Determine how many lines of the data below contain "аудит", then give only that number.

══ MATERIAL FOR THIS TASK ══

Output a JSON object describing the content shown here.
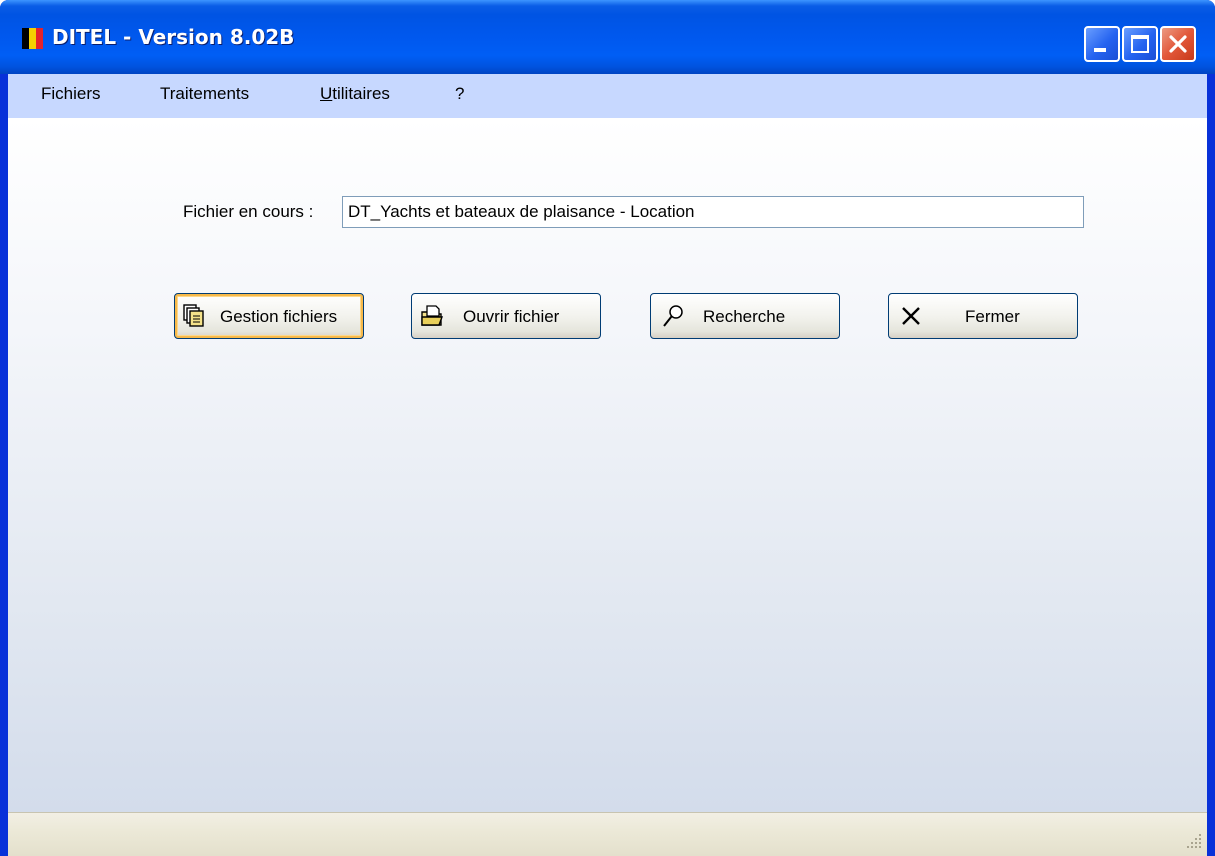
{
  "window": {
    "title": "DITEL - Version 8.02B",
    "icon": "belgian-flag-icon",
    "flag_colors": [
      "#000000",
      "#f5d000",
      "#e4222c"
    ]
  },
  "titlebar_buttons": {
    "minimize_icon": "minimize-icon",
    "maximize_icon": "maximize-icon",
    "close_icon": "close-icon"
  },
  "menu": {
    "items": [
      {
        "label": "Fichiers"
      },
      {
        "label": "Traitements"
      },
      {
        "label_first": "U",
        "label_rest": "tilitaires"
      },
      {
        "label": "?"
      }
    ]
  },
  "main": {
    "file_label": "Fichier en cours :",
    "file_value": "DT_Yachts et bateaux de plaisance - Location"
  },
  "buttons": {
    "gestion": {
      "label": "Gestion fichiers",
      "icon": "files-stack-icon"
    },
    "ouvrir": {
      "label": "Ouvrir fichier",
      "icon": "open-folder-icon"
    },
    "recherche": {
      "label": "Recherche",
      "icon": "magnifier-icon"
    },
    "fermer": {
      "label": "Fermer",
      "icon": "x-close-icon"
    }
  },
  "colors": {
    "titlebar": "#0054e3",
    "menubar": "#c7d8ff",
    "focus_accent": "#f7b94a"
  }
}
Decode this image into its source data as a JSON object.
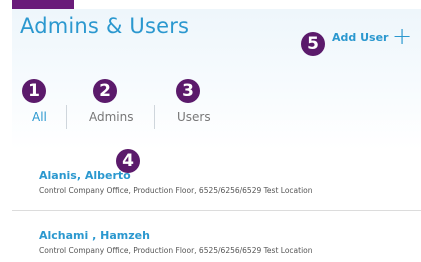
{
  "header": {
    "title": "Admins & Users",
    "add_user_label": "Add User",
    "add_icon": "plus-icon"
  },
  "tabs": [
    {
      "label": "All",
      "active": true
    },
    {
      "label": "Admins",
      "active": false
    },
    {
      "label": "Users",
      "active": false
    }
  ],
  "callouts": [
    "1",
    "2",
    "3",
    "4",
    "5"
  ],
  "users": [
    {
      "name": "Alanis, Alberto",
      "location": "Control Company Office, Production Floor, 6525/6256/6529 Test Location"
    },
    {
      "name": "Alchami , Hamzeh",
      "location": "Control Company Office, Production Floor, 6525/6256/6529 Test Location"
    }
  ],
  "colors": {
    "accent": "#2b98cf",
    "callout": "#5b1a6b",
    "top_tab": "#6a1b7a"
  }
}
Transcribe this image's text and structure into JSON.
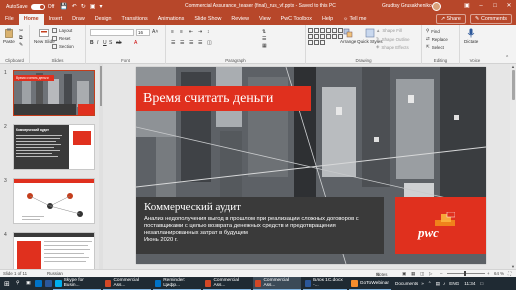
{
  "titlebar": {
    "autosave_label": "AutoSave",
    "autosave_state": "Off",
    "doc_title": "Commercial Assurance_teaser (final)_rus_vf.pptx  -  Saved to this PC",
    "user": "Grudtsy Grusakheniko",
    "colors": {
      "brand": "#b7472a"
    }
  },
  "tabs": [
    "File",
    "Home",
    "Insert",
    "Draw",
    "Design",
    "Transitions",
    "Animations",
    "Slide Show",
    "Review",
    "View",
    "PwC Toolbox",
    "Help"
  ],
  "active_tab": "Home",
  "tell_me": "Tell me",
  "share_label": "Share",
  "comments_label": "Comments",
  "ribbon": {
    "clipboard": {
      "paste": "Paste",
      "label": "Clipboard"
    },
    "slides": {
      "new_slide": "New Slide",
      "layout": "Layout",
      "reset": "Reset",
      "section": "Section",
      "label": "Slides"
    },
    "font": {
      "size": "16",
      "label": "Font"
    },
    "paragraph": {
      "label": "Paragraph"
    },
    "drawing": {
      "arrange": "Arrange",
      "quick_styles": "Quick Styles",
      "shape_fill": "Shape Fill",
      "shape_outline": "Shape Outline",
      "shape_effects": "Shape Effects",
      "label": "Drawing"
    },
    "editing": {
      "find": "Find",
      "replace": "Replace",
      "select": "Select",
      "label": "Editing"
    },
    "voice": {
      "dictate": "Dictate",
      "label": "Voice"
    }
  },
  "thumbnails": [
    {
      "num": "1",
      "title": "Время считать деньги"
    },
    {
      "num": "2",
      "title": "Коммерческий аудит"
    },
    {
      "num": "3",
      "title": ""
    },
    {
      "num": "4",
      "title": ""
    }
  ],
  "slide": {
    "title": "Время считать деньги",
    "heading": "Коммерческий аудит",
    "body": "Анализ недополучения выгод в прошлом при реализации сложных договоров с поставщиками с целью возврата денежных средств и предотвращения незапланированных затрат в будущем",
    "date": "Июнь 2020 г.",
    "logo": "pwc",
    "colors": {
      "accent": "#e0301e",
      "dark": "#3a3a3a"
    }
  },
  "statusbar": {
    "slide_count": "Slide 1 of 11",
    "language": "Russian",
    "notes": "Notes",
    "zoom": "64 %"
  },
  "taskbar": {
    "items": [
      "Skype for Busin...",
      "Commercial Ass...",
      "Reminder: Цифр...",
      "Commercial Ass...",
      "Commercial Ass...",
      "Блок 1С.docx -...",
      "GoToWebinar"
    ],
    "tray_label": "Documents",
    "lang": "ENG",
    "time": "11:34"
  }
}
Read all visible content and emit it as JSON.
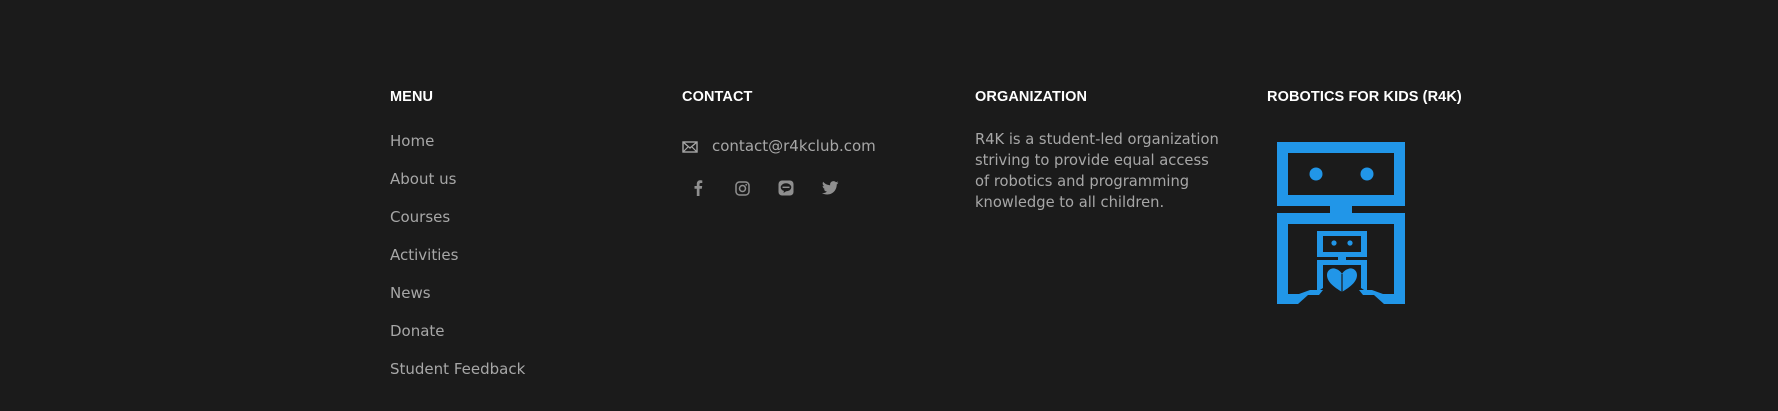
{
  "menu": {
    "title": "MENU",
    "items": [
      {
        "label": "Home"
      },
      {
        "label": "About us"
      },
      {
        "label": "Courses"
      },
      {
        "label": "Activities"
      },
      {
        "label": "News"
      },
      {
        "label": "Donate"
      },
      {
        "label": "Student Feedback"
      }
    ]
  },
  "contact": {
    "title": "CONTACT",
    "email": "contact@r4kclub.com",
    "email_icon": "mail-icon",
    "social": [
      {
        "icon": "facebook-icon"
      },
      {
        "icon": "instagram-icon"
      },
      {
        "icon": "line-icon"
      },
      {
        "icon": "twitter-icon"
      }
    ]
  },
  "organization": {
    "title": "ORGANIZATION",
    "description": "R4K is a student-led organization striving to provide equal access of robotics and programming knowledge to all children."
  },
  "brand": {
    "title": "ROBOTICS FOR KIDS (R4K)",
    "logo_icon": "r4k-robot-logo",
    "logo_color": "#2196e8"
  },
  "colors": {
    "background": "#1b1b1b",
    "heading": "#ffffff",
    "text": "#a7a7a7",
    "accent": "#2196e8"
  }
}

═══

■ OUTPUT BELOW ■
2